◆ DATA FOR THIS TASK ◆
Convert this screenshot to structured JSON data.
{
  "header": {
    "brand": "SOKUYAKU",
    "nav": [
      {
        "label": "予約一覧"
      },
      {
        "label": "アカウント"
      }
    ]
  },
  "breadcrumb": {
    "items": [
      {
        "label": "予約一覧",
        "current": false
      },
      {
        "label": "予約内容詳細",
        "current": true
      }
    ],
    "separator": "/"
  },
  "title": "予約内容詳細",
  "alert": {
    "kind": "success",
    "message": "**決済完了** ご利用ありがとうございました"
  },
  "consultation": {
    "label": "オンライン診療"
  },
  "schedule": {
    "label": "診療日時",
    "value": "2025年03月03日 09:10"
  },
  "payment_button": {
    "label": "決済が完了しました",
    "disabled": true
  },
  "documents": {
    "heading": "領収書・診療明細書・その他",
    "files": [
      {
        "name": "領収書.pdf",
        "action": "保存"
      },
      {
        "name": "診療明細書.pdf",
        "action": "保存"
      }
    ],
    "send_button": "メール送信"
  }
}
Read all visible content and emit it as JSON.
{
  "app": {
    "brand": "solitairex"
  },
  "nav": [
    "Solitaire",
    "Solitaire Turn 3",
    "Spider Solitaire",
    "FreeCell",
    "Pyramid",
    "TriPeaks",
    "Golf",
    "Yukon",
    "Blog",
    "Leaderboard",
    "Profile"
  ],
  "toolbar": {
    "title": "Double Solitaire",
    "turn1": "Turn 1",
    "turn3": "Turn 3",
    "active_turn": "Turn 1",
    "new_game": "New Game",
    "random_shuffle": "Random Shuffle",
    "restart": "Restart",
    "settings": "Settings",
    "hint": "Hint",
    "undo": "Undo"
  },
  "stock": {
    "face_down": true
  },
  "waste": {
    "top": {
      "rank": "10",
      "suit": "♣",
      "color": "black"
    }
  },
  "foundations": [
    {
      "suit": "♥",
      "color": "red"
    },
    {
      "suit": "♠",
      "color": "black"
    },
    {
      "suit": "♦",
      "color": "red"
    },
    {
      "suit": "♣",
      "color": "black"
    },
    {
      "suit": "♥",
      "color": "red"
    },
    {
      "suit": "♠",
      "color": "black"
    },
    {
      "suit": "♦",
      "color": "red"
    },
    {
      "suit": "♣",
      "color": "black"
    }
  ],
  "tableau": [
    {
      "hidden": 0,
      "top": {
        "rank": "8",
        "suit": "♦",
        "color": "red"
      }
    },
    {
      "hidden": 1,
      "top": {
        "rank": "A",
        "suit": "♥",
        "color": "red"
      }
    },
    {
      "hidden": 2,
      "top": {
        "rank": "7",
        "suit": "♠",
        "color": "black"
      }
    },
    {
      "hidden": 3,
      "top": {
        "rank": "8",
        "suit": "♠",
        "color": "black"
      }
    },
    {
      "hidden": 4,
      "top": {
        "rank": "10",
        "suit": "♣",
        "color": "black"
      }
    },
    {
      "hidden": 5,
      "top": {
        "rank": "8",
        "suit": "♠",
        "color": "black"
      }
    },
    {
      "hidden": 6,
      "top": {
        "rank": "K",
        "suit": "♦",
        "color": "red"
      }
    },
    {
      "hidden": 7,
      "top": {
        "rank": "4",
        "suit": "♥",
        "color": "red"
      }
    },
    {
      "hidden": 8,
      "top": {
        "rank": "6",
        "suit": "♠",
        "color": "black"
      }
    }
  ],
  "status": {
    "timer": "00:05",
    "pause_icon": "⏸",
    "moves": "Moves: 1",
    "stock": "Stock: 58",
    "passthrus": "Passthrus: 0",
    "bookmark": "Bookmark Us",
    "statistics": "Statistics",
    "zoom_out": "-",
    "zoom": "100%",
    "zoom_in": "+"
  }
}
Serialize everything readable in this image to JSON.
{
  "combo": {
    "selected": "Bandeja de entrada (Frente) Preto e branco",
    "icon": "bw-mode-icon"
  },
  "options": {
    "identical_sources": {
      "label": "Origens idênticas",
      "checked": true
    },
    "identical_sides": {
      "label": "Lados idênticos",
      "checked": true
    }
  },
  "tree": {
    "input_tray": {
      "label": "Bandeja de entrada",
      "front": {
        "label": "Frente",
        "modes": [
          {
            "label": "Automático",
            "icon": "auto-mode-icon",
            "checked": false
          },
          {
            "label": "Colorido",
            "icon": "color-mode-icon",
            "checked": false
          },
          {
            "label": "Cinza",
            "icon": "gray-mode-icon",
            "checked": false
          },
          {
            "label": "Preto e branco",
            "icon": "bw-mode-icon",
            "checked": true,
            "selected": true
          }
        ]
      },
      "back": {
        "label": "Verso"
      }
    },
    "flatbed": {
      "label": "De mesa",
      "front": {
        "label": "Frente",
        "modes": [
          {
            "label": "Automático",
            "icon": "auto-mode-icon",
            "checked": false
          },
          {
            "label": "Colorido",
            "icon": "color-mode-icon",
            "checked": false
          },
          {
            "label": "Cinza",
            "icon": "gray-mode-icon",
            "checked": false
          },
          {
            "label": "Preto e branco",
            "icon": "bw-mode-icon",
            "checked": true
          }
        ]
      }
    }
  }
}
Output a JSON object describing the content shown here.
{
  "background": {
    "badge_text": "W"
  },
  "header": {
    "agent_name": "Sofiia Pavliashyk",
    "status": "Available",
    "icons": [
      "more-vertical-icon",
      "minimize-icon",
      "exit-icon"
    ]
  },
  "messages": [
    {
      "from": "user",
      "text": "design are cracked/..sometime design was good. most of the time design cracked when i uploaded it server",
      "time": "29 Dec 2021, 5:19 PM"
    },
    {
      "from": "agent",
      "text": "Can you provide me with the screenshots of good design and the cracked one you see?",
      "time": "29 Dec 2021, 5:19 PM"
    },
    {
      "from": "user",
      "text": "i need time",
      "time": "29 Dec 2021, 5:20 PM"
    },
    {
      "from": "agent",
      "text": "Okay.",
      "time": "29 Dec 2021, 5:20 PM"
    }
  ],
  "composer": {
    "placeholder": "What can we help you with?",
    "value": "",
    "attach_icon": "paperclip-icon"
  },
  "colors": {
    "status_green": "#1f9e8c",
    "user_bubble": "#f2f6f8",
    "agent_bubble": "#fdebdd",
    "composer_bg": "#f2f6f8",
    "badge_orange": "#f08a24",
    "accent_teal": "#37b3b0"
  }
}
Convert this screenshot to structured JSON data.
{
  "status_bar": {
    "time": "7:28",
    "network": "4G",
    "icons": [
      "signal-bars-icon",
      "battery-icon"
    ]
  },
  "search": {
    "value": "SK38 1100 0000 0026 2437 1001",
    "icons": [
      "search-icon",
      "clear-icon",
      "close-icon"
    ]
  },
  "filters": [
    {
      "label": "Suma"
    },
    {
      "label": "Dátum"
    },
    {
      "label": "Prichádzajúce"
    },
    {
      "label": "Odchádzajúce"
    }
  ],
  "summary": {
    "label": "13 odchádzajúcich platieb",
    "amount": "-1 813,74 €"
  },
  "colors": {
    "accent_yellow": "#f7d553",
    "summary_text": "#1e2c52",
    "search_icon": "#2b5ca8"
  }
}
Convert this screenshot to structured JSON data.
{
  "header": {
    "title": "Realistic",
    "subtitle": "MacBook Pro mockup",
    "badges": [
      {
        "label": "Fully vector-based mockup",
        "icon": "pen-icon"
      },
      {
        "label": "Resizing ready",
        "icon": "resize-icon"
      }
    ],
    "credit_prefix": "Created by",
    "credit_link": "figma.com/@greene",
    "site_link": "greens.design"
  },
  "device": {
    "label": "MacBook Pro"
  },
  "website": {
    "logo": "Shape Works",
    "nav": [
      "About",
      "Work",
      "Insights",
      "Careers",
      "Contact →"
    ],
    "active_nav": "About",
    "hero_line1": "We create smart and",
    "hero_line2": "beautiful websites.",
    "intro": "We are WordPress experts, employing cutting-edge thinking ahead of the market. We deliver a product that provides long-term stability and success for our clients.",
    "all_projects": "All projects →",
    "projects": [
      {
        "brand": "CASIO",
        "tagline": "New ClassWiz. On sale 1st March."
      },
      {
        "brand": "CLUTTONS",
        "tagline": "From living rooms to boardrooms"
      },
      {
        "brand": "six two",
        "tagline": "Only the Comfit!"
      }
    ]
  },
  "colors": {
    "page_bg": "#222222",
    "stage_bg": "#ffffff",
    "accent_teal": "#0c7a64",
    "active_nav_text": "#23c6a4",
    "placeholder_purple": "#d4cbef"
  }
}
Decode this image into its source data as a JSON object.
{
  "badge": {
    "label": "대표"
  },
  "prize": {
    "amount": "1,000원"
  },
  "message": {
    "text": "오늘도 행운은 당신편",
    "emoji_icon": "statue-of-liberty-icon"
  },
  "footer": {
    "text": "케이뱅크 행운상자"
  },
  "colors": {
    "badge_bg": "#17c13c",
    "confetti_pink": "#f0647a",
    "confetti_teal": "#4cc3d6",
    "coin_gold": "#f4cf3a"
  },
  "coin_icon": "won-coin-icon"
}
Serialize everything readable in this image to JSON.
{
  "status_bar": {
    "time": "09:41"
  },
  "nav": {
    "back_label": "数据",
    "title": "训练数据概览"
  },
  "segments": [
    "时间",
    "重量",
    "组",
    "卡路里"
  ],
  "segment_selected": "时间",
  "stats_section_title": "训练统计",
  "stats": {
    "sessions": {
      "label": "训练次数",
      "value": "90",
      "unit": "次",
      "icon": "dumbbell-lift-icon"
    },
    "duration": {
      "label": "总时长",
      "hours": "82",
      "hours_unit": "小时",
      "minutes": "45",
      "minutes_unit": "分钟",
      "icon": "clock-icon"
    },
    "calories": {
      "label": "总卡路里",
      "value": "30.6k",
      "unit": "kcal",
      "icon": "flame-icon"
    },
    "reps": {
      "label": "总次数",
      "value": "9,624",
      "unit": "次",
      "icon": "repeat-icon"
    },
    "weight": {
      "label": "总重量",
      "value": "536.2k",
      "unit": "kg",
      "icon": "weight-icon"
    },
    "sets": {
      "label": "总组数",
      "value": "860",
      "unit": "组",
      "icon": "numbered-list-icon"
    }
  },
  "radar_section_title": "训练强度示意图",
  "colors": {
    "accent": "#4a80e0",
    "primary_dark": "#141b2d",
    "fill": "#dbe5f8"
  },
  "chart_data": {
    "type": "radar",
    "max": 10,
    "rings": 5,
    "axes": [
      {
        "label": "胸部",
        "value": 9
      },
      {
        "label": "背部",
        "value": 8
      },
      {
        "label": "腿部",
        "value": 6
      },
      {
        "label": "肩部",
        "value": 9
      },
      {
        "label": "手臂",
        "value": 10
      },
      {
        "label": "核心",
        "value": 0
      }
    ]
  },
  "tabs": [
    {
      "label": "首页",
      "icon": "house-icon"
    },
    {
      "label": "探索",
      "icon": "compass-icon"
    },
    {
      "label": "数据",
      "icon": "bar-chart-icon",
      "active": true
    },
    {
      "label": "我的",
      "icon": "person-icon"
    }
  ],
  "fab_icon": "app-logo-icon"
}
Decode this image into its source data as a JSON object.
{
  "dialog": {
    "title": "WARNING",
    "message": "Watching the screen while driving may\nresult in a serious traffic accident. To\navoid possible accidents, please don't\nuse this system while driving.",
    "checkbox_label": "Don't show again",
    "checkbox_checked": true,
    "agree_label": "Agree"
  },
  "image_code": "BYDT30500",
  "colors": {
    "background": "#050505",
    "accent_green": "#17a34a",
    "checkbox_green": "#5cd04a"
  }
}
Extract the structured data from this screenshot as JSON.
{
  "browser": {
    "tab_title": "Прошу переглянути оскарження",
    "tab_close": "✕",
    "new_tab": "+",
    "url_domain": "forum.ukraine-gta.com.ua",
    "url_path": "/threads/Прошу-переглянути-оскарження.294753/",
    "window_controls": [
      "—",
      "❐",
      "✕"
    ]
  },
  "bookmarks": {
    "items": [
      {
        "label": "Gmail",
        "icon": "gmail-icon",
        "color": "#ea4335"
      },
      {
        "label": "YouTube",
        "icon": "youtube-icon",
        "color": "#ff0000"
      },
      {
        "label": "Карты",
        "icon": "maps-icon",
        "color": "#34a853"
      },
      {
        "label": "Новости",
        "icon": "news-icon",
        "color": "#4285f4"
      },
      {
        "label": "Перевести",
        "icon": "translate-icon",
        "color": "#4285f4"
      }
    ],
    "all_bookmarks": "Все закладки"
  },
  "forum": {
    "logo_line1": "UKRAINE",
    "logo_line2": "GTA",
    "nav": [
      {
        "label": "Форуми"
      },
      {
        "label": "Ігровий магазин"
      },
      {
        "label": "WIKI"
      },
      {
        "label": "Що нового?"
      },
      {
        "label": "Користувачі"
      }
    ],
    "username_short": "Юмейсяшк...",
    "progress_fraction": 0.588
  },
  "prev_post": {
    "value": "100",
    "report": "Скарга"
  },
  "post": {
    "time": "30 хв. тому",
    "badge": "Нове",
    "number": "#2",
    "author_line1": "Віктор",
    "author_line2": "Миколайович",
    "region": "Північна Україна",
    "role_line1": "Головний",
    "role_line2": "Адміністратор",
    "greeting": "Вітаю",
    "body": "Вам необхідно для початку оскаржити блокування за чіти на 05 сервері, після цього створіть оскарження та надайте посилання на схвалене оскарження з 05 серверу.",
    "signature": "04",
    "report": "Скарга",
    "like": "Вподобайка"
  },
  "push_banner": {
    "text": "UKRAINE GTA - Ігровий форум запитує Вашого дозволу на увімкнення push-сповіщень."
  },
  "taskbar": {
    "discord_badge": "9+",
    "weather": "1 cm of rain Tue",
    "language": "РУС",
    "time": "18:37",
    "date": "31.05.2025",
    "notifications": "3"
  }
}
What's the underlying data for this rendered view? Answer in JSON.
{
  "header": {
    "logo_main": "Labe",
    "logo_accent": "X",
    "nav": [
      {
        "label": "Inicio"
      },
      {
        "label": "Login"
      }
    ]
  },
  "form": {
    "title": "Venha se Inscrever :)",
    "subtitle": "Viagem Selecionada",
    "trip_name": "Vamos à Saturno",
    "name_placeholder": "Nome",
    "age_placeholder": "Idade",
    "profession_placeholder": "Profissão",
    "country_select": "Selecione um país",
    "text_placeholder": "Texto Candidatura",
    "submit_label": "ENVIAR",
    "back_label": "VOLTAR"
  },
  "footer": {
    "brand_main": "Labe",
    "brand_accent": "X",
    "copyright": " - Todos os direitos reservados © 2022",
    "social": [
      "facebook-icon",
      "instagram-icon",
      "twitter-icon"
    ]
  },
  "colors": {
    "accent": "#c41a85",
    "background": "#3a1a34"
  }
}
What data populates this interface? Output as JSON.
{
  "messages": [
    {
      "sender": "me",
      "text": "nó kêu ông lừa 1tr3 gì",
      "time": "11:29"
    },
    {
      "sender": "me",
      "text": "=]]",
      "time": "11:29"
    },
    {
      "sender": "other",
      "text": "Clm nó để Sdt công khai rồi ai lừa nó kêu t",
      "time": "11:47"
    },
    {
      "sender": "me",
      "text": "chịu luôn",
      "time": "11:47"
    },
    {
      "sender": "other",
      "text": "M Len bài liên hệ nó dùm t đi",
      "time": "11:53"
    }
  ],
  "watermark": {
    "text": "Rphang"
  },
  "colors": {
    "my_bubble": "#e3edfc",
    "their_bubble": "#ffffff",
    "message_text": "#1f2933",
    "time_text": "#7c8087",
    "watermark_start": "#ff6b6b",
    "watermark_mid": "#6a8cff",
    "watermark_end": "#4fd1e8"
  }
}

◆ AIM ◆
Some lines of the records may hold the word "Bandeja". How many do? Answer with a number and nothing else.

◆ SOLVED EXERCISE ◆
2